● **Stated task**
Repeat each line word for word.

____________________

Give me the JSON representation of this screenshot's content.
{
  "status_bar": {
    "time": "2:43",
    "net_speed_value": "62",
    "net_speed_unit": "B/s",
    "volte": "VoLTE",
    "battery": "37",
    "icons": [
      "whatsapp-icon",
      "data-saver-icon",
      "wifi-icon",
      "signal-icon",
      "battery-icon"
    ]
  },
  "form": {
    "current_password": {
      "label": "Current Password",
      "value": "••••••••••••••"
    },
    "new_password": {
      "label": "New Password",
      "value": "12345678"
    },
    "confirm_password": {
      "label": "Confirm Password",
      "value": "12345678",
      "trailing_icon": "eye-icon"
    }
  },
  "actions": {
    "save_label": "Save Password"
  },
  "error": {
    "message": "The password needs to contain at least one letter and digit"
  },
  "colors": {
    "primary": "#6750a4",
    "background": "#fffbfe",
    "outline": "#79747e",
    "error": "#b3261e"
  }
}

____________________

● **Reply to the task**
Give me the JSON representation of this screenshot's content.
{
  "status_bar": {
    "time": "2:43",
    "net_speed_value": "62",
    "net_speed_unit": "B/s",
    "volte": "VoLTE",
    "battery": "37",
    "icons": [
      "whatsapp-icon",
      "data-saver-icon",
      "wifi-icon",
      "signal-icon",
      "battery-icon"
    ]
  },
  "form": {
    "current_password": {
      "label": "Current Password",
      "value": "••••••••••••••"
    },
    "new_password": {
      "label": "New Password",
      "value": "12345678"
    },
    "confirm_password": {
      "label": "Confirm Password",
      "value": "12345678",
      "trailing_icon": "eye-icon"
    }
  },
  "actions": {
    "save_label": "Save Password"
  },
  "error": {
    "message": "The password needs to contain at least one letter and digit"
  },
  "colors": {
    "primary": "#6750a4",
    "background": "#fffbfe",
    "outline": "#79747e",
    "error": "#b3261e"
  }
}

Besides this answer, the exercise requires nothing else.